## [THE EXERCISE]
Transcribe the lines of the records starting with the one that has "Output the text content of this document." in it and ending with the last, and transcribe nothing else.

☆ ☆ ☆

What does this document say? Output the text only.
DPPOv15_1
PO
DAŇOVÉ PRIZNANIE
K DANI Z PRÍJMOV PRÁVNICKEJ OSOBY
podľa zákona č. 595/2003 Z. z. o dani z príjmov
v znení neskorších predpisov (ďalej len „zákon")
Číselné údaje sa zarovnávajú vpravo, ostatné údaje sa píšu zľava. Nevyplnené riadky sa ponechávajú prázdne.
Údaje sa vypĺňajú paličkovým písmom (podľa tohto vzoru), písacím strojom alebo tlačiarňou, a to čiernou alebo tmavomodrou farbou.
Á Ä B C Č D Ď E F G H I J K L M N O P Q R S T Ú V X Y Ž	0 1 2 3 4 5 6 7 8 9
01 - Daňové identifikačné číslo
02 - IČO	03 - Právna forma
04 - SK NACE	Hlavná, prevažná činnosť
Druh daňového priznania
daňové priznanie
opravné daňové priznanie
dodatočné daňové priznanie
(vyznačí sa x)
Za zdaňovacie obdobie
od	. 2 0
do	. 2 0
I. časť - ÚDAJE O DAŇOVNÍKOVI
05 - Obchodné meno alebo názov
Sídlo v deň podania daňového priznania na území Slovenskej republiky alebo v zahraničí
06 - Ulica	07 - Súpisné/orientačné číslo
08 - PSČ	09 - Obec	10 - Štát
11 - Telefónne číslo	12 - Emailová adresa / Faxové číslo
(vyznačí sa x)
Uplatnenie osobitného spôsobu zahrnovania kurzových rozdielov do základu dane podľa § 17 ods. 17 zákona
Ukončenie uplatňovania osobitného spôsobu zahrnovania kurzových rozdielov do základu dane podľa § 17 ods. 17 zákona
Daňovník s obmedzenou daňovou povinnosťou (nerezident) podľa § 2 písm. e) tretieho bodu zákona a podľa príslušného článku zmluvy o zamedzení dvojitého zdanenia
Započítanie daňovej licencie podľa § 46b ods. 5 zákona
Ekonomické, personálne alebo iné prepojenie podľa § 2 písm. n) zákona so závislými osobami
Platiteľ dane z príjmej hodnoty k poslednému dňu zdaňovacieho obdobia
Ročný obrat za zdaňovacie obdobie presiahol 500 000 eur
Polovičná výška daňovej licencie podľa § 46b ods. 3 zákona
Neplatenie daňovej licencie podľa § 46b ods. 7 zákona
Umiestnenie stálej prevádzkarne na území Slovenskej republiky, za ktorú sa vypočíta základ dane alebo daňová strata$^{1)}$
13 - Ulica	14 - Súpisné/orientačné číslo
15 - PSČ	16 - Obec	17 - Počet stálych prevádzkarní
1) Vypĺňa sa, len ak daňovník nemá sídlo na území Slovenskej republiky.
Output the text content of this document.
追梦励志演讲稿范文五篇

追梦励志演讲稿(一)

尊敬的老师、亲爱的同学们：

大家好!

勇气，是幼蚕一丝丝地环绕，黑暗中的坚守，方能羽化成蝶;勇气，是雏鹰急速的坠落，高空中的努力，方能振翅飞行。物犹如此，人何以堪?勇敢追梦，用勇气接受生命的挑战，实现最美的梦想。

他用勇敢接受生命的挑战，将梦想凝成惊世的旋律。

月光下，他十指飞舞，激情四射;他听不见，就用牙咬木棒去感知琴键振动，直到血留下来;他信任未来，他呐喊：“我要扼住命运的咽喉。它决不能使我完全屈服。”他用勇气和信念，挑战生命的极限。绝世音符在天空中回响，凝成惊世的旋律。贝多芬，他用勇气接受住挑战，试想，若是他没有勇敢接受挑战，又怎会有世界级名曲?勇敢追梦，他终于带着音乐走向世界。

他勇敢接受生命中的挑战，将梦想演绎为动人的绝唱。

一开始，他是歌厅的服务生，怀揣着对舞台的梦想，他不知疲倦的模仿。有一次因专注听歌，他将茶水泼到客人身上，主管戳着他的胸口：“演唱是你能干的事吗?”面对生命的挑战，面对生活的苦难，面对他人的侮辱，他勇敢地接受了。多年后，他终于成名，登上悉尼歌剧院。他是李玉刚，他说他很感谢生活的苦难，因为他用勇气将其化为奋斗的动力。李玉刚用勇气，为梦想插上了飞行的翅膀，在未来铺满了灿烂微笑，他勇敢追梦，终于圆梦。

☆ ☆ ☆

## [COMPLETE RESPONSE]
Output the text content of this document.
追梦励志演讲稿范文五篇

追梦励志演讲稿(一)

尊敬的老师、亲爱的同学们：

大家好!

勇气，是幼蚕一丝丝地环绕，黑暗中的坚守，方能羽化成蝶;勇气，是雏鹰急速的坠落，高空中的努力，方能振翅飞行。物犹如此，人何以堪?勇敢追梦，用勇气接受生命的挑战，实现最美的梦想。

他用勇敢接受生命的挑战，将梦想凝成惊世的旋律。

月光下，他十指飞舞，激情四射;他听不见，就用牙咬木棒去感知琴键振动，直到血留下来;他信任未来，他呐喊：“我要扼住命运的咽喉。它决不能使我完全屈服。”他用勇气和信念，挑战生命的极限。绝世音符在天空中回响，凝成惊世的旋律。贝多芬，他用勇气接受住挑战，试想，若是他没有勇敢接受挑战，又怎会有世界级名曲?勇敢追梦，他终于带着音乐走向世界。

他勇敢接受生命中的挑战，将梦想演绎为动人的绝唱。

一开始，他是歌厅的服务生，怀揣着对舞台的梦想，他不知疲倦的模仿。有一次因专注听歌，他将茶水泼到客人身上，主管戳着他的胸口：“演唱是你能干的事吗?”面对生命的挑战，面对生活的苦难，面对他人的侮辱，他勇敢地接受了。多年后，他终于成名，登上悉尼歌剧院。他是李玉刚，他说他很感谢生活的苦难，因为他用勇气将其化为奋斗的动力。李玉刚用勇气，为梦想插上了飞行的翅膀，在未来铺满了灿烂微笑，他勇敢追梦，终于圆梦。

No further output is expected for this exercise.